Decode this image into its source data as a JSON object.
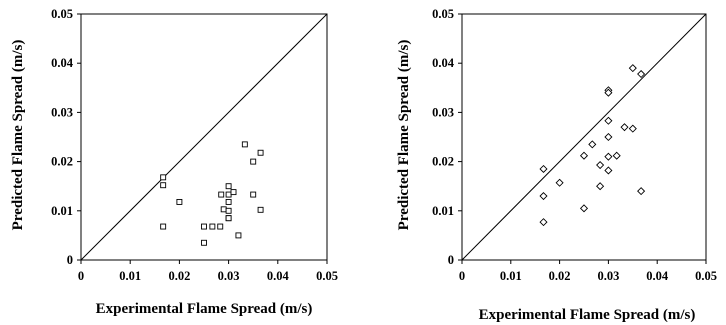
{
  "chart_data": [
    {
      "type": "scatter",
      "title": "",
      "xlabel": "Experimental Flame Spread (m/s)",
      "ylabel": "Predicted Flame Spread (m/s)",
      "xlim": [
        0,
        0.05
      ],
      "ylim": [
        0,
        0.05
      ],
      "xticks": [
        "0",
        "0.01",
        "0.02",
        "0.03",
        "0.04",
        "0.05"
      ],
      "yticks": [
        "0",
        "0.01",
        "0.02",
        "0.03",
        "0.04",
        "0.05"
      ],
      "marker": "square",
      "reference_line": "y = x",
      "grid": false,
      "series": [
        {
          "points": [
            [
              0.0167,
              0.0168
            ],
            [
              0.0167,
              0.0152
            ],
            [
              0.0167,
              0.0068
            ],
            [
              0.02,
              0.0118
            ],
            [
              0.025,
              0.0068
            ],
            [
              0.025,
              0.0035
            ],
            [
              0.0267,
              0.0068
            ],
            [
              0.0283,
              0.0068
            ],
            [
              0.0285,
              0.0133
            ],
            [
              0.029,
              0.0103
            ],
            [
              0.03,
              0.015
            ],
            [
              0.03,
              0.0133
            ],
            [
              0.03,
              0.0118
            ],
            [
              0.03,
              0.01
            ],
            [
              0.03,
              0.0085
            ],
            [
              0.03,
              0.0085
            ],
            [
              0.031,
              0.0138
            ],
            [
              0.032,
              0.005
            ],
            [
              0.0333,
              0.0235
            ],
            [
              0.035,
              0.02
            ],
            [
              0.035,
              0.0133
            ],
            [
              0.0365,
              0.0218
            ],
            [
              0.0365,
              0.0102
            ]
          ]
        }
      ]
    },
    {
      "type": "scatter",
      "title": "",
      "xlabel": "Experimental Flame Spread (m/s)",
      "ylabel": "Predicted Flame Spread (m/s)",
      "xlim": [
        0,
        0.05
      ],
      "ylim": [
        0,
        0.05
      ],
      "xticks": [
        "0",
        "0.01",
        "0.02",
        "0.03",
        "0.04",
        "0.05"
      ],
      "yticks": [
        "0",
        "0.01",
        "0.02",
        "0.03",
        "0.04",
        "0.05"
      ],
      "marker": "diamond",
      "reference_line": "y = x",
      "grid": false,
      "series": [
        {
          "points": [
            [
              0.0167,
              0.0185
            ],
            [
              0.0167,
              0.013
            ],
            [
              0.0167,
              0.0077
            ],
            [
              0.02,
              0.0157
            ],
            [
              0.025,
              0.0212
            ],
            [
              0.025,
              0.0105
            ],
            [
              0.0267,
              0.0235
            ],
            [
              0.0283,
              0.0193
            ],
            [
              0.0283,
              0.015
            ],
            [
              0.03,
              0.0345
            ],
            [
              0.03,
              0.034
            ],
            [
              0.03,
              0.0283
            ],
            [
              0.03,
              0.025
            ],
            [
              0.03,
              0.021
            ],
            [
              0.03,
              0.0182
            ],
            [
              0.0317,
              0.0212
            ],
            [
              0.0333,
              0.027
            ],
            [
              0.035,
              0.039
            ],
            [
              0.035,
              0.0267
            ],
            [
              0.0367,
              0.0378
            ],
            [
              0.0367,
              0.014
            ]
          ]
        }
      ]
    }
  ]
}
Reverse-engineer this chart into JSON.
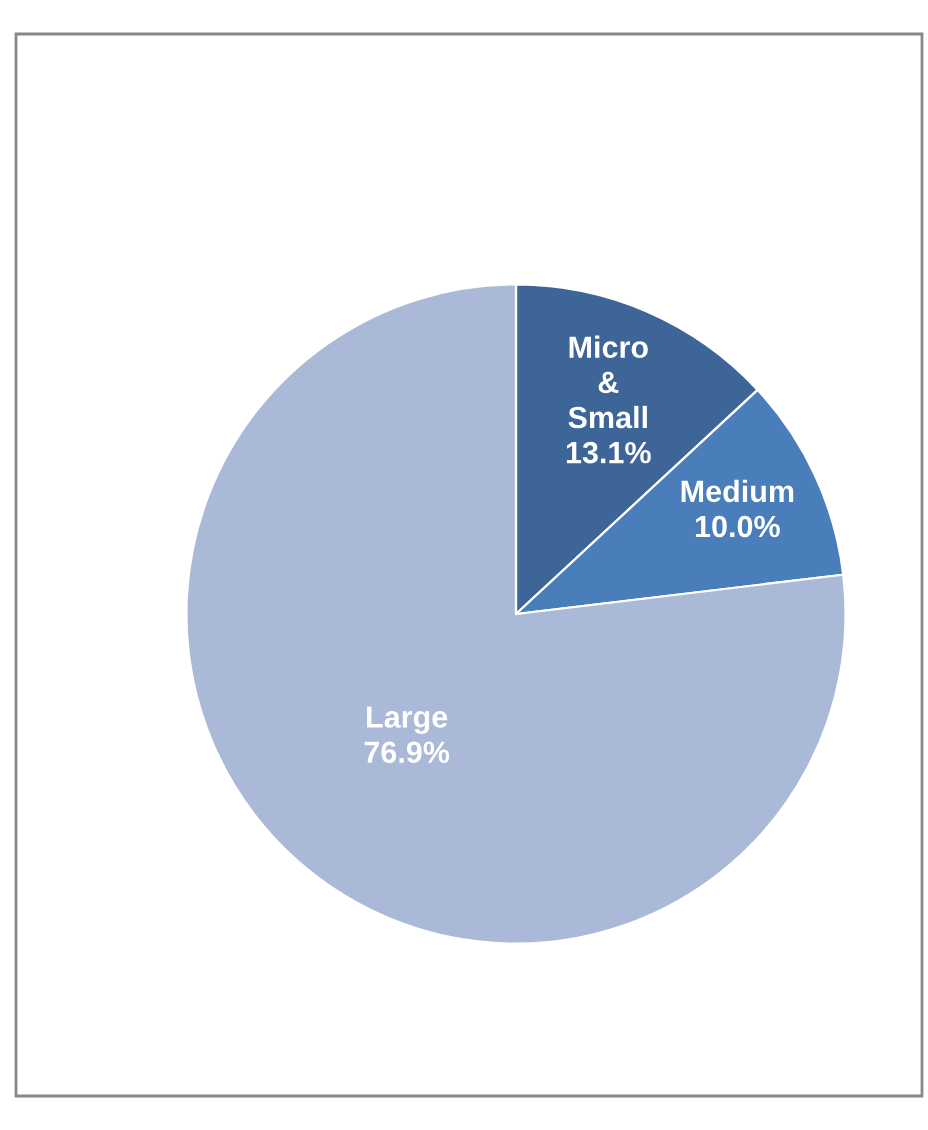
{
  "chart_data": {
    "type": "pie",
    "categories": [
      "Micro & Small",
      "Medium",
      "Large"
    ],
    "values": [
      13.1,
      10.0,
      76.9
    ],
    "value_labels": [
      "13.1%",
      "10.0%",
      "76.9%"
    ],
    "colors": [
      "#3d6598",
      "#4a7ebb",
      "#aab9d7"
    ]
  }
}
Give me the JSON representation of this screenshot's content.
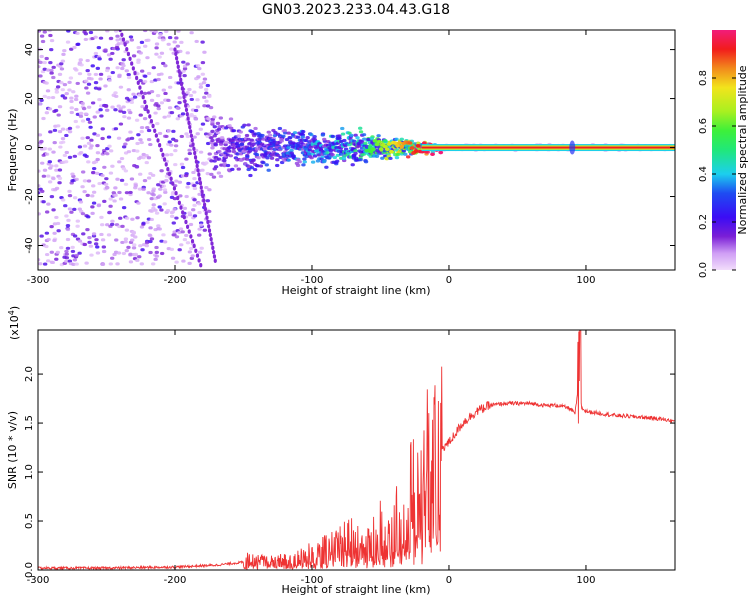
{
  "figure": {
    "title": "GN03.2023.233.04.43.G18"
  },
  "chart_data": [
    {
      "type": "heatmap",
      "xlabel": "Height of straight line (km)",
      "ylabel": "Frequency (Hz)",
      "xlim": [
        -300,
        165
      ],
      "ylim": [
        -50,
        48
      ],
      "x_ticks": [
        "-300",
        "-200",
        "-100",
        "0",
        "100"
      ],
      "x_tick_values": [
        -300,
        -200,
        -100,
        0,
        100
      ],
      "y_ticks": [
        "-40",
        "-20",
        "0",
        "20",
        "40"
      ],
      "y_tick_values": [
        -40,
        -20,
        0,
        20,
        40
      ],
      "colorbar": {
        "label": "Normalized spectral amplitude",
        "range": [
          0,
          1
        ],
        "ticks": [
          "0.0",
          "0.2",
          "0.4",
          "0.6",
          "0.8"
        ],
        "tick_values": [
          0.0,
          0.2,
          0.4,
          0.6,
          0.8
        ],
        "colormap": [
          "#f2ddfb",
          "#cf9ef5",
          "#7a1fd6",
          "#3b0cf5",
          "#1e4cf2",
          "#1ccfee",
          "#20e87a",
          "#3df03a",
          "#a8f020",
          "#f2e41c",
          "#f28a1c",
          "#f21c1c",
          "#f21c7a"
        ]
      },
      "description_points": [
        {
          "x": -300,
          "spread_hz": 48,
          "amplitude": 0.12
        },
        {
          "x": -180,
          "spread_hz": 48,
          "amplitude": 0.1
        },
        {
          "x": -170,
          "spread_hz": 15,
          "amplitude": 0.2
        },
        {
          "x": -120,
          "spread_hz": 10,
          "amplitude": 0.3
        },
        {
          "x": -60,
          "spread_hz": 8,
          "amplitude": 0.45
        },
        {
          "x": -20,
          "spread_hz": 3,
          "amplitude": 0.85
        },
        {
          "x": 0,
          "spread_hz": 1.5,
          "amplitude": 0.95
        },
        {
          "x": 90,
          "spread_hz": 1.5,
          "amplitude": 0.95
        },
        {
          "x": 165,
          "spread_hz": 1.5,
          "amplitude": 0.95
        }
      ]
    },
    {
      "type": "line",
      "xlabel": "Height of straight line (km)",
      "ylabel": "SNR (10 * v/v)",
      "multiplier": "(x10",
      "multiplier_exp": "4",
      "multiplier_close": ")",
      "xlim": [
        -300,
        165
      ],
      "ylim": [
        0,
        2.45
      ],
      "x_ticks": [
        "-300",
        "-200",
        "-100",
        "0",
        "100"
      ],
      "x_tick_values": [
        -300,
        -200,
        -100,
        0,
        100
      ],
      "y_ticks": [
        "0.0",
        "0.5",
        "1.0",
        "1.5",
        "2.0"
      ],
      "y_tick_values": [
        0.0,
        0.5,
        1.0,
        1.5,
        2.0
      ],
      "color": "#ee3333",
      "series": [
        {
          "x": [
            -300,
            -250,
            -200,
            -170,
            -150,
            -145,
            -140,
            -120,
            -100,
            -80,
            -70,
            -60,
            -50,
            -45,
            -40,
            -35,
            -30,
            -25,
            -20,
            -15,
            -10,
            -5,
            0,
            10,
            20,
            30,
            40,
            50,
            60,
            70,
            80,
            88,
            92,
            95,
            97,
            100,
            110,
            120,
            130,
            140,
            150,
            160,
            165
          ],
          "y": [
            0.02,
            0.02,
            0.03,
            0.05,
            0.08,
            0.2,
            0.12,
            0.12,
            0.2,
            0.3,
            0.4,
            0.25,
            0.45,
            0.3,
            0.45,
            0.7,
            0.85,
            0.8,
            1.0,
            1.2,
            1.2,
            1.25,
            1.3,
            1.5,
            1.62,
            1.68,
            1.7,
            1.7,
            1.7,
            1.68,
            1.68,
            1.65,
            1.6,
            1.9,
            1.65,
            1.62,
            1.6,
            1.58,
            1.57,
            1.56,
            1.55,
            1.53,
            1.52
          ]
        }
      ]
    }
  ]
}
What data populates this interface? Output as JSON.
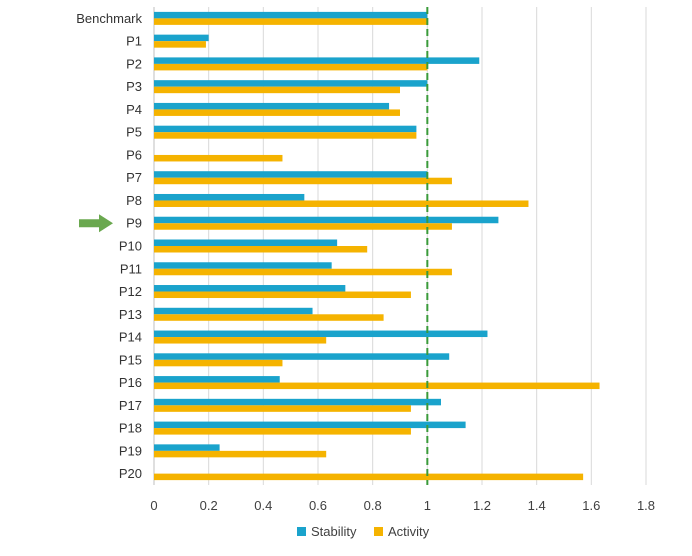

-----

- [Written task]
Quote the data exactly, leaving every image out of the copy.

- [Result of the exercise]
Decode this image into its source data as a JSON object.
{
  "chart_data": [
    {
      "type": "scatter",
      "title": "",
      "xlabel": "Experimental Flame Spread (m/s)",
      "ylabel": "Predicted Flame Spread (m/s)",
      "xlim": [
        0,
        0.05
      ],
      "ylim": [
        0,
        0.05
      ],
      "xticks": [
        "0",
        "0.01",
        "0.02",
        "0.03",
        "0.04",
        "0.05"
      ],
      "yticks": [
        "0",
        "0.01",
        "0.02",
        "0.03",
        "0.04",
        "0.05"
      ],
      "marker": "square",
      "reference_line": "y = x",
      "grid": false,
      "series": [
        {
          "points": [
            [
              0.0167,
              0.0168
            ],
            [
              0.0167,
              0.0152
            ],
            [
              0.0167,
              0.0068
            ],
            [
              0.02,
              0.0118
            ],
            [
              0.025,
              0.0068
            ],
            [
              0.025,
              0.0035
            ],
            [
              0.0267,
              0.0068
            ],
            [
              0.0283,
              0.0068
            ],
            [
              0.0285,
              0.0133
            ],
            [
              0.029,
              0.0103
            ],
            [
              0.03,
              0.015
            ],
            [
              0.03,
              0.0133
            ],
            [
              0.03,
              0.0118
            ],
            [
              0.03,
              0.01
            ],
            [
              0.03,
              0.0085
            ],
            [
              0.03,
              0.0085
            ],
            [
              0.031,
              0.0138
            ],
            [
              0.032,
              0.005
            ],
            [
              0.0333,
              0.0235
            ],
            [
              0.035,
              0.02
            ],
            [
              0.035,
              0.0133
            ],
            [
              0.0365,
              0.0218
            ],
            [
              0.0365,
              0.0102
            ]
          ]
        }
      ]
    },
    {
      "type": "scatter",
      "title": "",
      "xlabel": "Experimental Flame Spread (m/s)",
      "ylabel": "Predicted Flame Spread (m/s)",
      "xlim": [
        0,
        0.05
      ],
      "ylim": [
        0,
        0.05
      ],
      "xticks": [
        "0",
        "0.01",
        "0.02",
        "0.03",
        "0.04",
        "0.05"
      ],
      "yticks": [
        "0",
        "0.01",
        "0.02",
        "0.03",
        "0.04",
        "0.05"
      ],
      "marker": "diamond",
      "reference_line": "y = x",
      "grid": false,
      "series": [
        {
          "points": [
            [
              0.0167,
              0.0185
            ],
            [
              0.0167,
              0.013
            ],
            [
              0.0167,
              0.0077
            ],
            [
              0.02,
              0.0157
            ],
            [
              0.025,
              0.0212
            ],
            [
              0.025,
              0.0105
            ],
            [
              0.0267,
              0.0235
            ],
            [
              0.0283,
              0.0193
            ],
            [
              0.0283,
              0.015
            ],
            [
              0.03,
              0.0345
            ],
            [
              0.03,
              0.034
            ],
            [
              0.03,
              0.0283
            ],
            [
              0.03,
              0.025
            ],
            [
              0.03,
              0.021
            ],
            [
              0.03,
              0.0182
            ],
            [
              0.0317,
              0.0212
            ],
            [
              0.0333,
              0.027
            ],
            [
              0.035,
              0.039
            ],
            [
              0.035,
              0.0267
            ],
            [
              0.0367,
              0.0378
            ],
            [
              0.0367,
              0.014
            ]
          ]
        }
      ]
    }
  ]
}
Reverse-engineer this chart into JSON.
{
  "chart_data": {
    "type": "pie",
    "categories": [
      "Micro & Small",
      "Medium",
      "Large"
    ],
    "values": [
      13.1,
      10.0,
      76.9
    ],
    "value_labels": [
      "13.1%",
      "10.0%",
      "76.9%"
    ],
    "colors": [
      "#3d6598",
      "#4a7ebb",
      "#aab9d7"
    ]
  }
}
Give me the JSON representation of this screenshot's content.
{
  "figure": {
    "title": "GN03.2023.233.04.43.G18"
  },
  "chart_data": [
    {
      "type": "heatmap",
      "xlabel": "Height of straight line (km)",
      "ylabel": "Frequency (Hz)",
      "xlim": [
        -300,
        165
      ],
      "ylim": [
        -50,
        48
      ],
      "x_ticks": [
        "-300",
        "-200",
        "-100",
        "0",
        "100"
      ],
      "x_tick_values": [
        -300,
        -200,
        -100,
        0,
        100
      ],
      "y_ticks": [
        "-40",
        "-20",
        "0",
        "20",
        "40"
      ],
      "y_tick_values": [
        -40,
        -20,
        0,
        20,
        40
      ],
      "colorbar": {
        "label": "Normalized spectral amplitude",
        "range": [
          0,
          1
        ],
        "ticks": [
          "0.0",
          "0.2",
          "0.4",
          "0.6",
          "0.8"
        ],
        "tick_values": [
          0.0,
          0.2,
          0.4,
          0.6,
          0.8
        ],
        "colormap": [
          "#f2ddfb",
          "#cf9ef5",
          "#7a1fd6",
          "#3b0cf5",
          "#1e4cf2",
          "#1ccfee",
          "#20e87a",
          "#3df03a",
          "#a8f020",
          "#f2e41c",
          "#f28a1c",
          "#f21c1c",
          "#f21c7a"
        ]
      },
      "description_points": [
        {
          "x": -300,
          "spread_hz": 48,
          "amplitude": 0.12
        },
        {
          "x": -180,
          "spread_hz": 48,
          "amplitude": 0.1
        },
        {
          "x": -170,
          "spread_hz": 15,
          "amplitude": 0.2
        },
        {
          "x": -120,
          "spread_hz": 10,
          "amplitude": 0.3
        },
        {
          "x": -60,
          "spread_hz": 8,
          "amplitude": 0.45
        },
        {
          "x": -20,
          "spread_hz": 3,
          "amplitude": 0.85
        },
        {
          "x": 0,
          "spread_hz": 1.5,
          "amplitude": 0.95
        },
        {
          "x": 90,
          "spread_hz": 1.5,
          "amplitude": 0.95
        },
        {
          "x": 165,
          "spread_hz": 1.5,
          "amplitude": 0.95
        }
      ]
    },
    {
      "type": "line",
      "xlabel": "Height of straight line (km)",
      "ylabel": "SNR (10 * v/v)",
      "multiplier": "(x10",
      "multiplier_exp": "4",
      "multiplier_close": ")",
      "xlim": [
        -300,
        165
      ],
      "ylim": [
        0,
        2.45
      ],
      "x_ticks": [
        "-300",
        "-200",
        "-100",
        "0",
        "100"
      ],
      "x_tick_values": [
        -300,
        -200,
        -100,
        0,
        100
      ],
      "y_ticks": [
        "0.0",
        "0.5",
        "1.0",
        "1.5",
        "2.0"
      ],
      "y_tick_values": [
        0.0,
        0.5,
        1.0,
        1.5,
        2.0
      ],
      "color": "#ee3333",
      "series": [
        {
          "x": [
            -300,
            -250,
            -200,
            -170,
            -150,
            -145,
            -140,
            -120,
            -100,
            -80,
            -70,
            -60,
            -50,
            -45,
            -40,
            -35,
            -30,
            -25,
            -20,
            -15,
            -10,
            -5,
            0,
            10,
            20,
            30,
            40,
            50,
            60,
            70,
            80,
            88,
            92,
            95,
            97,
            100,
            110,
            120,
            130,
            140,
            150,
            160,
            165
          ],
          "y": [
            0.02,
            0.02,
            0.03,
            0.05,
            0.08,
            0.2,
            0.12,
            0.12,
            0.2,
            0.3,
            0.4,
            0.25,
            0.45,
            0.3,
            0.45,
            0.7,
            0.85,
            0.8,
            1.0,
            1.2,
            1.2,
            1.25,
            1.3,
            1.5,
            1.62,
            1.68,
            1.7,
            1.7,
            1.7,
            1.68,
            1.68,
            1.65,
            1.6,
            1.9,
            1.65,
            1.62,
            1.6,
            1.58,
            1.57,
            1.56,
            1.55,
            1.53,
            1.52
          ]
        }
      ]
    }
  ]
}
What data populates this interface? Output as JSON.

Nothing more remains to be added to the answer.